GIVEN REQUEST:
Go through the entries and transcribe each one exactly, dropping the pictures.

Dataset records on visual material:
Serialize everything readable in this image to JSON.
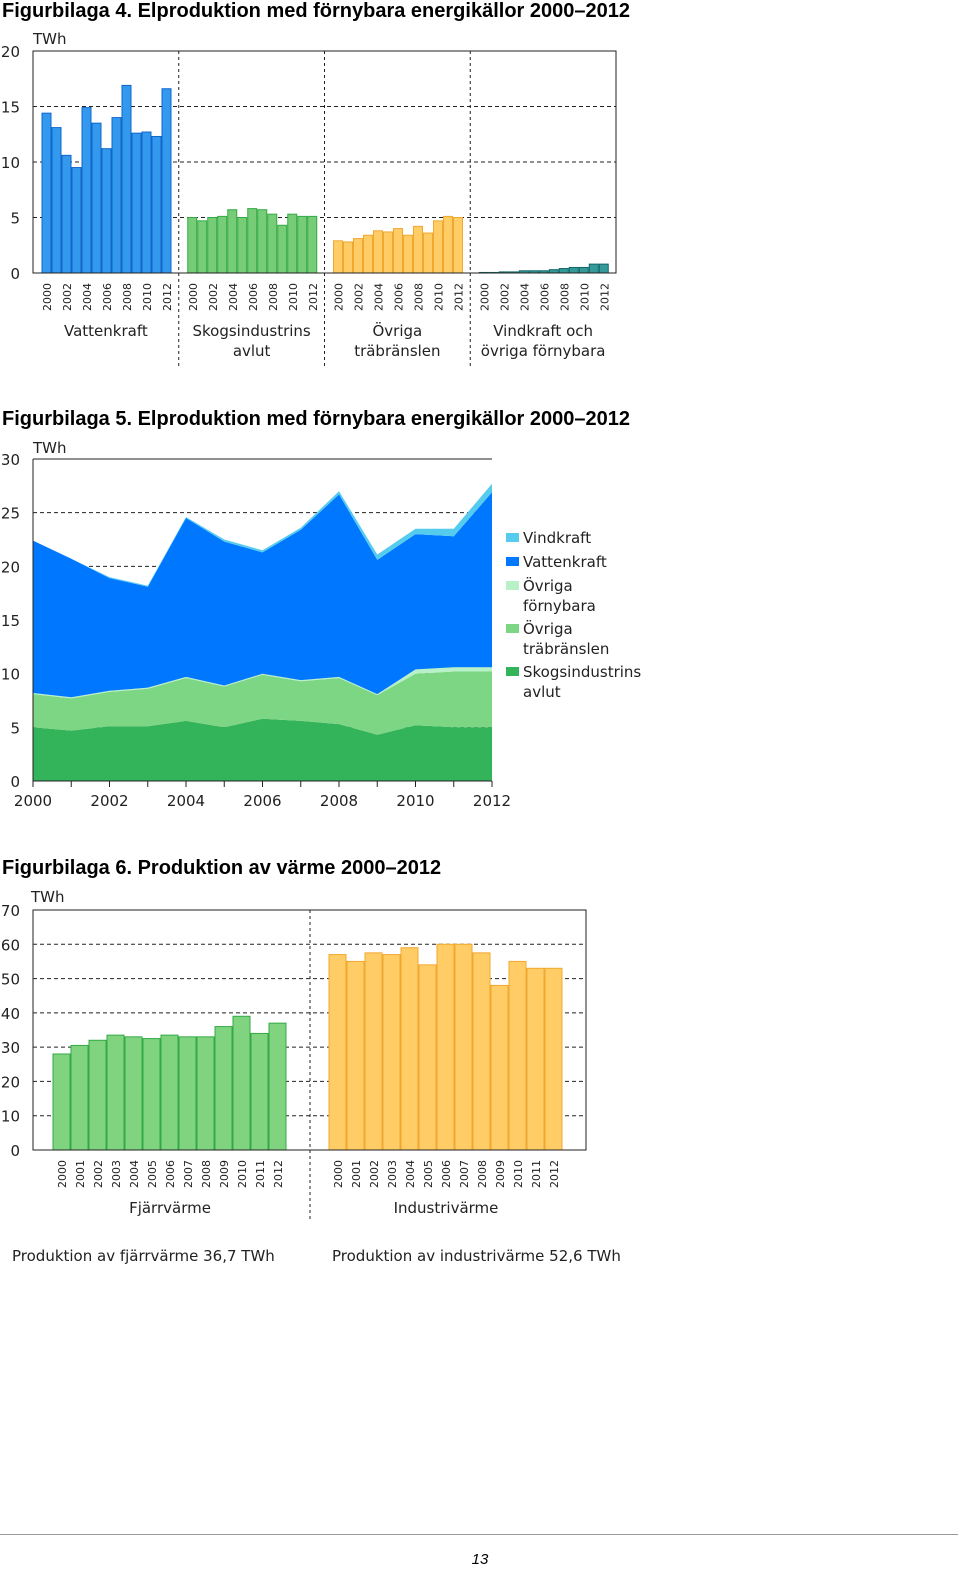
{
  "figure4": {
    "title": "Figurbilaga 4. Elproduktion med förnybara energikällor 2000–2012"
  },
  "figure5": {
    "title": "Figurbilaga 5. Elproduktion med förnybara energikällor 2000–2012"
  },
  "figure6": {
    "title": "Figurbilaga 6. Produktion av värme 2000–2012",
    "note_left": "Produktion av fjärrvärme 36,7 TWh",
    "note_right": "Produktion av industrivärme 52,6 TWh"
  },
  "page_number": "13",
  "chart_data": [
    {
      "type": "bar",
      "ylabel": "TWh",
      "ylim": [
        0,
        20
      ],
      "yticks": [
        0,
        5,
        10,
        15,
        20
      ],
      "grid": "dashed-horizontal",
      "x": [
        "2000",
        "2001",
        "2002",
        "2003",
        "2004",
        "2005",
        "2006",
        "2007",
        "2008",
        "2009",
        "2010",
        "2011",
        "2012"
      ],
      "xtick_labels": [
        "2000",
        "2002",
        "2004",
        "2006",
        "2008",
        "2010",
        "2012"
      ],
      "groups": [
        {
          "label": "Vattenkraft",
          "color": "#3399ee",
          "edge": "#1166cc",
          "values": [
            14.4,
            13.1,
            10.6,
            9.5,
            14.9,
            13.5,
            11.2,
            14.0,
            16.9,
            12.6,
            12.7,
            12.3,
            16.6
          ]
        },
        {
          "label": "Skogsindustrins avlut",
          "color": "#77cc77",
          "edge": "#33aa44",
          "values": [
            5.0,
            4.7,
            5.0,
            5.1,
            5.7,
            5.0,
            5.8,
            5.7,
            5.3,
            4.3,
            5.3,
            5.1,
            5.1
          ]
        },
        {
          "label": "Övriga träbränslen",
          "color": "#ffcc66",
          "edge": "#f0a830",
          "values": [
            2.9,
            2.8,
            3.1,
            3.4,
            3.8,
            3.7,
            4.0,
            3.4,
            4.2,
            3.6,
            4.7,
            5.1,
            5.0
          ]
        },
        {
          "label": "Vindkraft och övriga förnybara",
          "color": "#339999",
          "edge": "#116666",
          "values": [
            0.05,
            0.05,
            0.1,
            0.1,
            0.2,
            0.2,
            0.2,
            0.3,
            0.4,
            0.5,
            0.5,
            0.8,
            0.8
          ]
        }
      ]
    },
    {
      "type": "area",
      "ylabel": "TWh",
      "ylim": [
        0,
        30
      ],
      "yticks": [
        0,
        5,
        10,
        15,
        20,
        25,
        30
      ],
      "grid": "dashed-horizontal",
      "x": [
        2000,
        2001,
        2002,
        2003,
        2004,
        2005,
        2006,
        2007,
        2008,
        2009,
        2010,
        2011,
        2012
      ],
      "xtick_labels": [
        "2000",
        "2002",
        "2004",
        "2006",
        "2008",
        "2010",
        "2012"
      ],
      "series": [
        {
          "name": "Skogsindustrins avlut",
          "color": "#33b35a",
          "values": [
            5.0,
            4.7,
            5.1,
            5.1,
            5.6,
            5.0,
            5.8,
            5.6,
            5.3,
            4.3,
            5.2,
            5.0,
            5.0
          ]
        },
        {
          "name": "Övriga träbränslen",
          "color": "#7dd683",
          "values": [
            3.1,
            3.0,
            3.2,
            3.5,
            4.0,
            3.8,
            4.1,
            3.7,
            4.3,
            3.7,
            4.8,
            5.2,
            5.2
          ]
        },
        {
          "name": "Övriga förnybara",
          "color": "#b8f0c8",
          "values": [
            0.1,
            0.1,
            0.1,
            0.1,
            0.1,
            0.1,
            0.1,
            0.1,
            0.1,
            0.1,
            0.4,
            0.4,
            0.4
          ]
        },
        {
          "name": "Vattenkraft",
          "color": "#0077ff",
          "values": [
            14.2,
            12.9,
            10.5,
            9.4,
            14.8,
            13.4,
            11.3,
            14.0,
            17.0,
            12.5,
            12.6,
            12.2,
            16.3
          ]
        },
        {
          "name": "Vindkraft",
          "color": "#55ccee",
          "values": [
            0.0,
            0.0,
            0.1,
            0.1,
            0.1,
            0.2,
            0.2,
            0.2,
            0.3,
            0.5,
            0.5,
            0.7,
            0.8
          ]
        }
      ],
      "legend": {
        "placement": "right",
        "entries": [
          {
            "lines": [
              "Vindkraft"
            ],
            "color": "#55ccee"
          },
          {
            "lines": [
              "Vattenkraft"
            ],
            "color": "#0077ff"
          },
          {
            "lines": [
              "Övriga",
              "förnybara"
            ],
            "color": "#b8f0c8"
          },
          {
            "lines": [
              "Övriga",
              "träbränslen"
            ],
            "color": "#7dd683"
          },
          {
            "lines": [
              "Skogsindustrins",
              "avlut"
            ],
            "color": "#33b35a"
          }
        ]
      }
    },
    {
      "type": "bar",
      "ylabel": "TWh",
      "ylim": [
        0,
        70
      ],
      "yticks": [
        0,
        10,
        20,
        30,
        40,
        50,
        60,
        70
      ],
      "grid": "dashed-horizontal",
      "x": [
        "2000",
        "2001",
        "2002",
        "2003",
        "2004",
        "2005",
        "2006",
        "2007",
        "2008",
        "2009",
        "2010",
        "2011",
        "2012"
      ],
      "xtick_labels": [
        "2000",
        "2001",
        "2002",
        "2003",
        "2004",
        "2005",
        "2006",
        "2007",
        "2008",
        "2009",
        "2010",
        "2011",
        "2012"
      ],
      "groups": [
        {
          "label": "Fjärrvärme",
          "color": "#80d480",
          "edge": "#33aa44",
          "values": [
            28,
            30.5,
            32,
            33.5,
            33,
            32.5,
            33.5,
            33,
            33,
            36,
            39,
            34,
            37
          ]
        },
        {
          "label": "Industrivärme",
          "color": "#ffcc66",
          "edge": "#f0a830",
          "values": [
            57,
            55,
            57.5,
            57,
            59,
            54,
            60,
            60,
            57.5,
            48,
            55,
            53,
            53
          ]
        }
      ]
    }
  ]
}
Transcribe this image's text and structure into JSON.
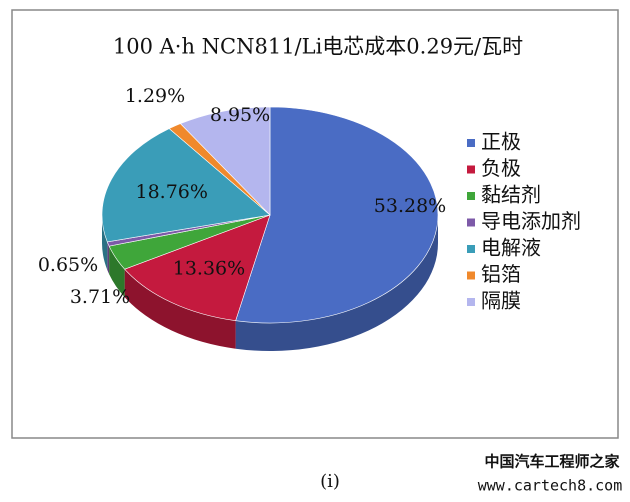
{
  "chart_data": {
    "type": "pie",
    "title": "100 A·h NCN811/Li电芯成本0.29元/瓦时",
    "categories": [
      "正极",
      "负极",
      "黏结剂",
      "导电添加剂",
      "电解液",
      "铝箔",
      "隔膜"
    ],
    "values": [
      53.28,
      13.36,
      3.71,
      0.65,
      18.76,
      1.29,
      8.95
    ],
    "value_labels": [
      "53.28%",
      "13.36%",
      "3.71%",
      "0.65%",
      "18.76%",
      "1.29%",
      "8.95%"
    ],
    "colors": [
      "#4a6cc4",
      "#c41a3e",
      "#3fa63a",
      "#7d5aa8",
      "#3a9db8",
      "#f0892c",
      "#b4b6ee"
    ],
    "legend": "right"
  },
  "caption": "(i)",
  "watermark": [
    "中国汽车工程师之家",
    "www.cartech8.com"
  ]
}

ANSWER FOR THE TASK:
Serialize everything readable in this image to JSON.
{
  "figure4": {
    "title": "Figurbilaga 4. Elproduktion med förnybara energikällor 2000–2012"
  },
  "figure5": {
    "title": "Figurbilaga 5. Elproduktion med förnybara energikällor 2000–2012"
  },
  "figure6": {
    "title": "Figurbilaga 6. Produktion av värme 2000–2012",
    "note_left": "Produktion av fjärrvärme 36,7 TWh",
    "note_right": "Produktion av industrivärme 52,6 TWh"
  },
  "page_number": "13",
  "chart_data": [
    {
      "type": "bar",
      "ylabel": "TWh",
      "ylim": [
        0,
        20
      ],
      "yticks": [
        0,
        5,
        10,
        15,
        20
      ],
      "grid": "dashed-horizontal",
      "x": [
        "2000",
        "2001",
        "2002",
        "2003",
        "2004",
        "2005",
        "2006",
        "2007",
        "2008",
        "2009",
        "2010",
        "2011",
        "2012"
      ],
      "xtick_labels": [
        "2000",
        "2002",
        "2004",
        "2006",
        "2008",
        "2010",
        "2012"
      ],
      "groups": [
        {
          "label": "Vattenkraft",
          "color": "#3399ee",
          "edge": "#1166cc",
          "values": [
            14.4,
            13.1,
            10.6,
            9.5,
            14.9,
            13.5,
            11.2,
            14.0,
            16.9,
            12.6,
            12.7,
            12.3,
            16.6
          ]
        },
        {
          "label": "Skogsindustrins avlut",
          "color": "#77cc77",
          "edge": "#33aa44",
          "values": [
            5.0,
            4.7,
            5.0,
            5.1,
            5.7,
            5.0,
            5.8,
            5.7,
            5.3,
            4.3,
            5.3,
            5.1,
            5.1
          ]
        },
        {
          "label": "Övriga träbränslen",
          "color": "#ffcc66",
          "edge": "#f0a830",
          "values": [
            2.9,
            2.8,
            3.1,
            3.4,
            3.8,
            3.7,
            4.0,
            3.4,
            4.2,
            3.6,
            4.7,
            5.1,
            5.0
          ]
        },
        {
          "label": "Vindkraft och övriga förnybara",
          "color": "#339999",
          "edge": "#116666",
          "values": [
            0.05,
            0.05,
            0.1,
            0.1,
            0.2,
            0.2,
            0.2,
            0.3,
            0.4,
            0.5,
            0.5,
            0.8,
            0.8
          ]
        }
      ]
    },
    {
      "type": "area",
      "ylabel": "TWh",
      "ylim": [
        0,
        30
      ],
      "yticks": [
        0,
        5,
        10,
        15,
        20,
        25,
        30
      ],
      "grid": "dashed-horizontal",
      "x": [
        2000,
        2001,
        2002,
        2003,
        2004,
        2005,
        2006,
        2007,
        2008,
        2009,
        2010,
        2011,
        2012
      ],
      "xtick_labels": [
        "2000",
        "2002",
        "2004",
        "2006",
        "2008",
        "2010",
        "2012"
      ],
      "series": [
        {
          "name": "Skogsindustrins avlut",
          "color": "#33b35a",
          "values": [
            5.0,
            4.7,
            5.1,
            5.1,
            5.6,
            5.0,
            5.8,
            5.6,
            5.3,
            4.3,
            5.2,
            5.0,
            5.0
          ]
        },
        {
          "name": "Övriga träbränslen",
          "color": "#7dd683",
          "values": [
            3.1,
            3.0,
            3.2,
            3.5,
            4.0,
            3.8,
            4.1,
            3.7,
            4.3,
            3.7,
            4.8,
            5.2,
            5.2
          ]
        },
        {
          "name": "Övriga förnybara",
          "color": "#b8f0c8",
          "values": [
            0.1,
            0.1,
            0.1,
            0.1,
            0.1,
            0.1,
            0.1,
            0.1,
            0.1,
            0.1,
            0.4,
            0.4,
            0.4
          ]
        },
        {
          "name": "Vattenkraft",
          "color": "#0077ff",
          "values": [
            14.2,
            12.9,
            10.5,
            9.4,
            14.8,
            13.4,
            11.3,
            14.0,
            17.0,
            12.5,
            12.6,
            12.2,
            16.3
          ]
        },
        {
          "name": "Vindkraft",
          "color": "#55ccee",
          "values": [
            0.0,
            0.0,
            0.1,
            0.1,
            0.1,
            0.2,
            0.2,
            0.2,
            0.3,
            0.5,
            0.5,
            0.7,
            0.8
          ]
        }
      ],
      "legend": {
        "placement": "right",
        "entries": [
          {
            "lines": [
              "Vindkraft"
            ],
            "color": "#55ccee"
          },
          {
            "lines": [
              "Vattenkraft"
            ],
            "color": "#0077ff"
          },
          {
            "lines": [
              "Övriga",
              "förnybara"
            ],
            "color": "#b8f0c8"
          },
          {
            "lines": [
              "Övriga",
              "träbränslen"
            ],
            "color": "#7dd683"
          },
          {
            "lines": [
              "Skogsindustrins",
              "avlut"
            ],
            "color": "#33b35a"
          }
        ]
      }
    },
    {
      "type": "bar",
      "ylabel": "TWh",
      "ylim": [
        0,
        70
      ],
      "yticks": [
        0,
        10,
        20,
        30,
        40,
        50,
        60,
        70
      ],
      "grid": "dashed-horizontal",
      "x": [
        "2000",
        "2001",
        "2002",
        "2003",
        "2004",
        "2005",
        "2006",
        "2007",
        "2008",
        "2009",
        "2010",
        "2011",
        "2012"
      ],
      "xtick_labels": [
        "2000",
        "2001",
        "2002",
        "2003",
        "2004",
        "2005",
        "2006",
        "2007",
        "2008",
        "2009",
        "2010",
        "2011",
        "2012"
      ],
      "groups": [
        {
          "label": "Fjärrvärme",
          "color": "#80d480",
          "edge": "#33aa44",
          "values": [
            28,
            30.5,
            32,
            33.5,
            33,
            32.5,
            33.5,
            33,
            33,
            36,
            39,
            34,
            37
          ]
        },
        {
          "label": "Industrivärme",
          "color": "#ffcc66",
          "edge": "#f0a830",
          "values": [
            57,
            55,
            57.5,
            57,
            59,
            54,
            60,
            60,
            57.5,
            48,
            55,
            53,
            53
          ]
        }
      ]
    }
  ]
}
Transcribe this image's text and structure into JSON.
{
  "chart_data": {
    "type": "pie",
    "title": "100 A·h NCN811/Li电芯成本0.29元/瓦时",
    "categories": [
      "正极",
      "负极",
      "黏结剂",
      "导电添加剂",
      "电解液",
      "铝箔",
      "隔膜"
    ],
    "values": [
      53.28,
      13.36,
      3.71,
      0.65,
      18.76,
      1.29,
      8.95
    ],
    "value_labels": [
      "53.28%",
      "13.36%",
      "3.71%",
      "0.65%",
      "18.76%",
      "1.29%",
      "8.95%"
    ],
    "colors": [
      "#4a6cc4",
      "#c41a3e",
      "#3fa63a",
      "#7d5aa8",
      "#3a9db8",
      "#f0892c",
      "#b4b6ee"
    ],
    "legend": "right"
  },
  "caption": "(i)",
  "watermark": [
    "中国汽车工程师之家",
    "www.cartech8.com"
  ]
}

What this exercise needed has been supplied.